■ Given problem ■
Copy each line of the records that contains the word "Sobre".

Dataset excerpts:
○ ○ ○ ○

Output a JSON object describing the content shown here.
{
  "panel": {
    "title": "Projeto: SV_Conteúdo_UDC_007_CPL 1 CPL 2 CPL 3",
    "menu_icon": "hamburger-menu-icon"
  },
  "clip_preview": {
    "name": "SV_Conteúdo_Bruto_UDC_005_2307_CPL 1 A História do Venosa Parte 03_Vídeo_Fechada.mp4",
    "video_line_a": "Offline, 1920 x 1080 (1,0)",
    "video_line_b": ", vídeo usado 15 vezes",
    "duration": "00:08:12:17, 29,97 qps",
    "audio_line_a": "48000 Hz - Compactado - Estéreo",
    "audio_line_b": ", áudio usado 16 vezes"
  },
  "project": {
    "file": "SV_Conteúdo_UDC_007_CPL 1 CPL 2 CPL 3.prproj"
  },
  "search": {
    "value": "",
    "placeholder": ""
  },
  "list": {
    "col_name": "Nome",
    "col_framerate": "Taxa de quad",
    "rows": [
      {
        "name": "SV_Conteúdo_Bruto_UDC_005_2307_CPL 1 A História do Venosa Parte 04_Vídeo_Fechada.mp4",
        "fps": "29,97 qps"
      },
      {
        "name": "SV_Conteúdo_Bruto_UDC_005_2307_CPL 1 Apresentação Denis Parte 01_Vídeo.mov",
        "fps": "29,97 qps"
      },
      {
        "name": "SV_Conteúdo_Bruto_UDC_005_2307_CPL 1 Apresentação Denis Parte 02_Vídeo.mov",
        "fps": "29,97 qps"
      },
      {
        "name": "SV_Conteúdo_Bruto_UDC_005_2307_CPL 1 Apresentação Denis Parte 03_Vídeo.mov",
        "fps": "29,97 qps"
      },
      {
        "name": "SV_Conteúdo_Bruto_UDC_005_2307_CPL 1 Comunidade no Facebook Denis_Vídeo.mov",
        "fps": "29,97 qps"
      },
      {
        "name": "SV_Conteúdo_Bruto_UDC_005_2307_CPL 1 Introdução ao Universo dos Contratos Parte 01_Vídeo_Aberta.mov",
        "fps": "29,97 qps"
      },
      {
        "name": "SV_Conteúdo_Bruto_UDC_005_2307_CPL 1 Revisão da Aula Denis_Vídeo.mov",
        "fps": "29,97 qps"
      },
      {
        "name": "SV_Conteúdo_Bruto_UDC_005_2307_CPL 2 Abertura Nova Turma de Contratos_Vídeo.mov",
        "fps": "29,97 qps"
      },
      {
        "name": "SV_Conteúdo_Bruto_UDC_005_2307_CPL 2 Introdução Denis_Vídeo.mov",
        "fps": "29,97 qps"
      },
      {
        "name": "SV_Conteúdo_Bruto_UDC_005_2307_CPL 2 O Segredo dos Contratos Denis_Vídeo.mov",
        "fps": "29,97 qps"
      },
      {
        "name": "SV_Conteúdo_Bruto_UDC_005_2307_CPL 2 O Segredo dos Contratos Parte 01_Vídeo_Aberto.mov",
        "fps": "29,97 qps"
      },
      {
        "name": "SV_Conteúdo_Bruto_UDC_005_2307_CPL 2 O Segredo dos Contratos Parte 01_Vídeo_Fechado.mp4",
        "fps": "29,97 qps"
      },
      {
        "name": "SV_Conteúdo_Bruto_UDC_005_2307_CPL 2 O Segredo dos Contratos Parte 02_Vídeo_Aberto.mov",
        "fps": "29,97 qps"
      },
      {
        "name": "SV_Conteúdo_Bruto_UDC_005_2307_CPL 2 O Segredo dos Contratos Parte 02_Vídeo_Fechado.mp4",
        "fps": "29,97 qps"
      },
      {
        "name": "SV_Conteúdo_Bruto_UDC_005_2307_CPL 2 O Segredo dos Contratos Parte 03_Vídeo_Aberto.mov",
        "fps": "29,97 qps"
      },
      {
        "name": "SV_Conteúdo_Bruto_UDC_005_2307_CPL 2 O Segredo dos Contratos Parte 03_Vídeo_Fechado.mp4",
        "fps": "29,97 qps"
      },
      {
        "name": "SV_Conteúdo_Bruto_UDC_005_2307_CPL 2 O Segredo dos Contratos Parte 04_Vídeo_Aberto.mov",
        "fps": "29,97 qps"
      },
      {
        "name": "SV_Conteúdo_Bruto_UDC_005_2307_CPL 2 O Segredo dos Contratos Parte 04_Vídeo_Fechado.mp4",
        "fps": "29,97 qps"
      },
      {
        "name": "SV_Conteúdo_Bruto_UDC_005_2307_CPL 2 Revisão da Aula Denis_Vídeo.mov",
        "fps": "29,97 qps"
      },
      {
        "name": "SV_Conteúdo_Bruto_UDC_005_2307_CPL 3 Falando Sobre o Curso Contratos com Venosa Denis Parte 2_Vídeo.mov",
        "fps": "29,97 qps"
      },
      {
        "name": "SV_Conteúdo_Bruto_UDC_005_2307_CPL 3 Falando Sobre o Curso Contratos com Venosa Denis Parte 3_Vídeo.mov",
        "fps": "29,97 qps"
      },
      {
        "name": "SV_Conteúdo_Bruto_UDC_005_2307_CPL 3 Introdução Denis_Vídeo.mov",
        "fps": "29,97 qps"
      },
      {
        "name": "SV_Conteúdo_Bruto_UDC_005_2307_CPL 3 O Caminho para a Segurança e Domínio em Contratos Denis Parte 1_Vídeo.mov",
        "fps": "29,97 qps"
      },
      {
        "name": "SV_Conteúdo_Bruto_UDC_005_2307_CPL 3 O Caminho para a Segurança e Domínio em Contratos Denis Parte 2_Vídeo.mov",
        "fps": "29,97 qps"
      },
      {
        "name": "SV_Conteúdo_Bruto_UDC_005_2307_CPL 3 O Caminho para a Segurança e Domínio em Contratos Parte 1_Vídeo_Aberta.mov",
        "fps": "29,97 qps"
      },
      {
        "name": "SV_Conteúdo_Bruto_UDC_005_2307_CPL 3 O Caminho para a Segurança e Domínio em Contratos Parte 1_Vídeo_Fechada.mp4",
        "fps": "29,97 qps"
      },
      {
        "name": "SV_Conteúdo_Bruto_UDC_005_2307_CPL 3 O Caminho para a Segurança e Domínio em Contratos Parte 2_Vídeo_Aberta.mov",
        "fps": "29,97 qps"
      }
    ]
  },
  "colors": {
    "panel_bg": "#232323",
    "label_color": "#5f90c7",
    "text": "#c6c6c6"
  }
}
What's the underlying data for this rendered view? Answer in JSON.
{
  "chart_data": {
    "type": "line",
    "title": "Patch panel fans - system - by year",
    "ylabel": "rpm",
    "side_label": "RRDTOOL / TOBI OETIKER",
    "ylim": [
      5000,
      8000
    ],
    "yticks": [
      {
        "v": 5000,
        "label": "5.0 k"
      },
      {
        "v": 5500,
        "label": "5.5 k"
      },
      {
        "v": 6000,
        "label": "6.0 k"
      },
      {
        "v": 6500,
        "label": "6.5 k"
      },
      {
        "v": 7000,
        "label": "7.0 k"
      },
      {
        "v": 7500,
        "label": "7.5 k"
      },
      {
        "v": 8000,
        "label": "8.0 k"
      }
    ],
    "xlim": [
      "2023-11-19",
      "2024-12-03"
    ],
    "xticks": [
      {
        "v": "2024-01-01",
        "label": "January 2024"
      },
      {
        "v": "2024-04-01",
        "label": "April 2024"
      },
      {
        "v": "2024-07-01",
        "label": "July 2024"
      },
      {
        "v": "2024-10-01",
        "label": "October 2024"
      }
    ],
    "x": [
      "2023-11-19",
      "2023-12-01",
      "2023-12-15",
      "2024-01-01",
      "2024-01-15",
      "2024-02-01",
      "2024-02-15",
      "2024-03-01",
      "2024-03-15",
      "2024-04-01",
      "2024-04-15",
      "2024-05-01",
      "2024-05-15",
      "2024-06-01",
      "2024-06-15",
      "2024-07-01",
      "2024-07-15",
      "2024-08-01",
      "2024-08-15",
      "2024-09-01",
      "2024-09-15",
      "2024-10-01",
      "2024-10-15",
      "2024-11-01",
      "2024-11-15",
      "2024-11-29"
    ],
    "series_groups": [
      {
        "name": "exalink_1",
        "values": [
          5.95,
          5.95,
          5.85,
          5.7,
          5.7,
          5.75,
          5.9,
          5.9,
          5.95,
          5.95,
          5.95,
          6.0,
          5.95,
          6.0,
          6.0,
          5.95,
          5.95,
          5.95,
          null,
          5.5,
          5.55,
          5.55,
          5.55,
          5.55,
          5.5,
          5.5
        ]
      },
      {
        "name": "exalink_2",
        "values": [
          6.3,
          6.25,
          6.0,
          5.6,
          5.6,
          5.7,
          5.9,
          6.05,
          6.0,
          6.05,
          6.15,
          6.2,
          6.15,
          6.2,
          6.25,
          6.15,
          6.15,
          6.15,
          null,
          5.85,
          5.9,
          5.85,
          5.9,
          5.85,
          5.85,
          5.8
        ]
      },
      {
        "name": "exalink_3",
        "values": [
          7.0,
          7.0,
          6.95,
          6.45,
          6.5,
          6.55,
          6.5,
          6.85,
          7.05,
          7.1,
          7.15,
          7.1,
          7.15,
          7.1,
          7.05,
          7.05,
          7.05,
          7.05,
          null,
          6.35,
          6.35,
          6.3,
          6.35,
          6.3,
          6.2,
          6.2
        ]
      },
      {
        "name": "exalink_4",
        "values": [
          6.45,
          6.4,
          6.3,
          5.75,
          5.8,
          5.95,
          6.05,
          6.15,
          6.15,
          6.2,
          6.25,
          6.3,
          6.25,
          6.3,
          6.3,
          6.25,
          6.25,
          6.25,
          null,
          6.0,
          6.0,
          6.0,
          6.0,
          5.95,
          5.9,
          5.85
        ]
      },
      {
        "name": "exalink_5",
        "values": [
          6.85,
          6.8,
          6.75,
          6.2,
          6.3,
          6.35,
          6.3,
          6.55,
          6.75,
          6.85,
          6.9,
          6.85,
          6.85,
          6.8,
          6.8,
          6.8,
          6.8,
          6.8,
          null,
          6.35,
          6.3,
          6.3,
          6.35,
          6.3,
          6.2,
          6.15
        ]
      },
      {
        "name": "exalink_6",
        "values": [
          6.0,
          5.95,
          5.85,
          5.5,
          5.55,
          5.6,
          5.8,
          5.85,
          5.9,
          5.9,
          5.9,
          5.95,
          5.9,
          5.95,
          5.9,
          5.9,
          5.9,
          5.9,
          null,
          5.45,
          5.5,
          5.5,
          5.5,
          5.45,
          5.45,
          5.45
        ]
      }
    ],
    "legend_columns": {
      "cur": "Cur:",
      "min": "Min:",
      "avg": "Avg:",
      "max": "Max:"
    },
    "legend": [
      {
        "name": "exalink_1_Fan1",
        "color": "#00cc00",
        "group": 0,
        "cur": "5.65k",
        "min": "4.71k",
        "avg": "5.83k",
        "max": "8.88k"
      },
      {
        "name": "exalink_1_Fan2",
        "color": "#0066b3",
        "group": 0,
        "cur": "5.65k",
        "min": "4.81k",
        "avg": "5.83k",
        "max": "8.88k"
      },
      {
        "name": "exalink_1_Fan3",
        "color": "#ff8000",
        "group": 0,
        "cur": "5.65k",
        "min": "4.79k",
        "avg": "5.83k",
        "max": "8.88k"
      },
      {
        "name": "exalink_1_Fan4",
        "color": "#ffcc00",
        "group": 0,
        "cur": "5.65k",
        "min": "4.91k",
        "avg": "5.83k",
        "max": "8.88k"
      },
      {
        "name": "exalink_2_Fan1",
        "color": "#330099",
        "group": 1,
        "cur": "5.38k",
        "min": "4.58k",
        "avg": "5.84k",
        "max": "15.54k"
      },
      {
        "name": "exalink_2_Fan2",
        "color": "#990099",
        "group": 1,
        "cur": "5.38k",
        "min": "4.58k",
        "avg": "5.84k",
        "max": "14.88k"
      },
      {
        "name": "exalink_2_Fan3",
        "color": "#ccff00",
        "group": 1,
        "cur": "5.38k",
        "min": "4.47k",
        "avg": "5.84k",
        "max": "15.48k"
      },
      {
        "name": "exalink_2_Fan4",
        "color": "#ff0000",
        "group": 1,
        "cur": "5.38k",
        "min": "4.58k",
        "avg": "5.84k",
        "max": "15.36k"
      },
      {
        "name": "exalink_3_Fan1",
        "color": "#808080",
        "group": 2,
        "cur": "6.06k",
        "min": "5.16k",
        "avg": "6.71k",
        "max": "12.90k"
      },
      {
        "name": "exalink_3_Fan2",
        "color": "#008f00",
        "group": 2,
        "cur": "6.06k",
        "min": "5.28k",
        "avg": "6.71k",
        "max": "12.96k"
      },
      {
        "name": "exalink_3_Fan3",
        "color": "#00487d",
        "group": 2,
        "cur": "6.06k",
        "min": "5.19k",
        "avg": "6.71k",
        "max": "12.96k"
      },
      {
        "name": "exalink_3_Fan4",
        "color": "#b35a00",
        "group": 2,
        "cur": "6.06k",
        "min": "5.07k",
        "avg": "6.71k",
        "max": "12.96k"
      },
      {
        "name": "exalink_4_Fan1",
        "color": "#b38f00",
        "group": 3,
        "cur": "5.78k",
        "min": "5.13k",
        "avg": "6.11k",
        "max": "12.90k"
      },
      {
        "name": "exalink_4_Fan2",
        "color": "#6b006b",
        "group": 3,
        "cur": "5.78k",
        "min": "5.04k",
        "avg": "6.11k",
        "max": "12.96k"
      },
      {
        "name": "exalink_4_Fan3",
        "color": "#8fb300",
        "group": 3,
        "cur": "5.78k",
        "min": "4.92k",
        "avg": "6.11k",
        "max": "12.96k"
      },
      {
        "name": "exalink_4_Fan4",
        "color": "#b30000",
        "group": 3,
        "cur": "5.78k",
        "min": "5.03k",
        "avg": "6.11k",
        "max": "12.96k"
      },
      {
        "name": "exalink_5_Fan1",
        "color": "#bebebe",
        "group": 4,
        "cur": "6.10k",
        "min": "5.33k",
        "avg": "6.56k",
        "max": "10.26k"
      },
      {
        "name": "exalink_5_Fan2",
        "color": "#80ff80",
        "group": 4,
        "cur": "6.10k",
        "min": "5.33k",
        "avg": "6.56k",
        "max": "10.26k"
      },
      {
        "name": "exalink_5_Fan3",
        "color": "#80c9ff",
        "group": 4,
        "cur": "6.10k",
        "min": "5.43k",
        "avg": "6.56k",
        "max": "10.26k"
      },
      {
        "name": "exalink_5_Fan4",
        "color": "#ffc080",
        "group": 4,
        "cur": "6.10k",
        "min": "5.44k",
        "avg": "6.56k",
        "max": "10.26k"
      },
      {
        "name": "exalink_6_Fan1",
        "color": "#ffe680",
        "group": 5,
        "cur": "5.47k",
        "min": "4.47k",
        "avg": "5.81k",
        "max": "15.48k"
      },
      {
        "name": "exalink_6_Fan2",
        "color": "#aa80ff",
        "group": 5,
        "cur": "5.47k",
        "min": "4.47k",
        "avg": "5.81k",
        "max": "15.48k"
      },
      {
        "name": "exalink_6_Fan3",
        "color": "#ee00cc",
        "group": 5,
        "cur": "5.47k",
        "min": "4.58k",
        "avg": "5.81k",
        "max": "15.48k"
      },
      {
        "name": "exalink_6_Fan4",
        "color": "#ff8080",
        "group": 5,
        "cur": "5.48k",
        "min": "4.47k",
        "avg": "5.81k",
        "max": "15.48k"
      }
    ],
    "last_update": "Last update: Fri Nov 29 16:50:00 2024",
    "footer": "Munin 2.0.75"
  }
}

○ ○ ○ ○

■ Answer to the problem ■
        "name": "SV_Conteúdo_Bruto_UDC_005_2307_CPL 3 Falando Sobre o Curso Contratos com Venosa Denis Parte 2_Vídeo.mov",
        "name": "SV_Conteúdo_Bruto_UDC_005_2307_CPL 3 Falando Sobre o Curso Contratos com Venosa Denis Parte 3_Vídeo.mov",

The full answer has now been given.